### Supplied material
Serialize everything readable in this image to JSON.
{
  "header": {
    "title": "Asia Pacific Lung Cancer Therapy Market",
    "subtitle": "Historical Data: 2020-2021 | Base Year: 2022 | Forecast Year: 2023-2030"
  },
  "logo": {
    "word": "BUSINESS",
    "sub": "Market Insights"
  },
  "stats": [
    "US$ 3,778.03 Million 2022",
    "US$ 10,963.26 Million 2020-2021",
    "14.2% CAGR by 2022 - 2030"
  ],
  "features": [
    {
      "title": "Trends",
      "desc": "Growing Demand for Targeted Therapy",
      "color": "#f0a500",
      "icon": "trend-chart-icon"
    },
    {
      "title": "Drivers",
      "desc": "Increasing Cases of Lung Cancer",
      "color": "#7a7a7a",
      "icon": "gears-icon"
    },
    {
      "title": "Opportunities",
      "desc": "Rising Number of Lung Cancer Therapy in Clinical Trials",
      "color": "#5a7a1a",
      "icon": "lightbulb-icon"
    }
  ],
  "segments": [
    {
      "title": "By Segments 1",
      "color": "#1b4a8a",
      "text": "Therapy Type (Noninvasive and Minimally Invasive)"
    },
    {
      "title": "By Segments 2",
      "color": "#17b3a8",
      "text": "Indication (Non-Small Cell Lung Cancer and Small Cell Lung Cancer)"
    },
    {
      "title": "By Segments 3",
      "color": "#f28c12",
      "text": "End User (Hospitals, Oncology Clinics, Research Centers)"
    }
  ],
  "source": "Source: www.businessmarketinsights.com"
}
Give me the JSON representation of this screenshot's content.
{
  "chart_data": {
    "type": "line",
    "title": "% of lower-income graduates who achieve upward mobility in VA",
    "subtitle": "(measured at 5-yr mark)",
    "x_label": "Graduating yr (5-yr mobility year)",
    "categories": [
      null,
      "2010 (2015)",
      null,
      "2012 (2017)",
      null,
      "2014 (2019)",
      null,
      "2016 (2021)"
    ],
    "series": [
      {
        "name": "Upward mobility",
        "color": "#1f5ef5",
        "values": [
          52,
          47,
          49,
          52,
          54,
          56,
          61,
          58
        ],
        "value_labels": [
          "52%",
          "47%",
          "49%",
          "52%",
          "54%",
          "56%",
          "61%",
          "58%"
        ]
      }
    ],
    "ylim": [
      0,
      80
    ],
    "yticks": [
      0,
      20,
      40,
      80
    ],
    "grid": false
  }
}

### Your objective
Please quote the records above exactly, without skipping a line.

### The reply
Serialize everything readable in this image to JSON.
{
  "header": {
    "title": "Asia Pacific Lung Cancer Therapy Market",
    "subtitle": "Historical Data: 2020-2021 | Base Year: 2022 | Forecast Year: 2023-2030"
  },
  "logo": {
    "word": "BUSINESS",
    "sub": "Market Insights"
  },
  "stats": [
    "US$ 3,778.03 Million 2022",
    "US$ 10,963.26 Million 2020-2021",
    "14.2% CAGR by 2022 - 2030"
  ],
  "features": [
    {
      "title": "Trends",
      "desc": "Growing Demand for Targeted Therapy",
      "color": "#f0a500",
      "icon": "trend-chart-icon"
    },
    {
      "title": "Drivers",
      "desc": "Increasing Cases of Lung Cancer",
      "color": "#7a7a7a",
      "icon": "gears-icon"
    },
    {
      "title": "Opportunities",
      "desc": "Rising Number of Lung Cancer Therapy in Clinical Trials",
      "color": "#5a7a1a",
      "icon": "lightbulb-icon"
    }
  ],
  "segments": [
    {
      "title": "By Segments 1",
      "color": "#1b4a8a",
      "text": "Therapy Type (Noninvasive and Minimally Invasive)"
    },
    {
      "title": "By Segments 2",
      "color": "#17b3a8",
      "text": "Indication (Non-Small Cell Lung Cancer and Small Cell Lung Cancer)"
    },
    {
      "title": "By Segments 3",
      "color": "#f28c12",
      "text": "End User (Hospitals, Oncology Clinics, Research Centers)"
    }
  ],
  "source": "Source: www.businessmarketinsights.com"
}
Give me the JSON representation of this screenshot's content.
{
  "chart_data": {
    "type": "line",
    "title": "% of lower-income graduates who achieve upward mobility in VA",
    "subtitle": "(measured at 5-yr mark)",
    "x_label": "Graduating yr (5-yr mobility year)",
    "categories": [
      null,
      "2010 (2015)",
      null,
      "2012 (2017)",
      null,
      "2014 (2019)",
      null,
      "2016 (2021)"
    ],
    "series": [
      {
        "name": "Upward mobility",
        "color": "#1f5ef5",
        "values": [
          52,
          47,
          49,
          52,
          54,
          56,
          61,
          58
        ],
        "value_labels": [
          "52%",
          "47%",
          "49%",
          "52%",
          "54%",
          "56%",
          "61%",
          "58%"
        ]
      }
    ],
    "ylim": [
      0,
      80
    ],
    "yticks": [
      0,
      20,
      40,
      80
    ],
    "grid": false
  }
}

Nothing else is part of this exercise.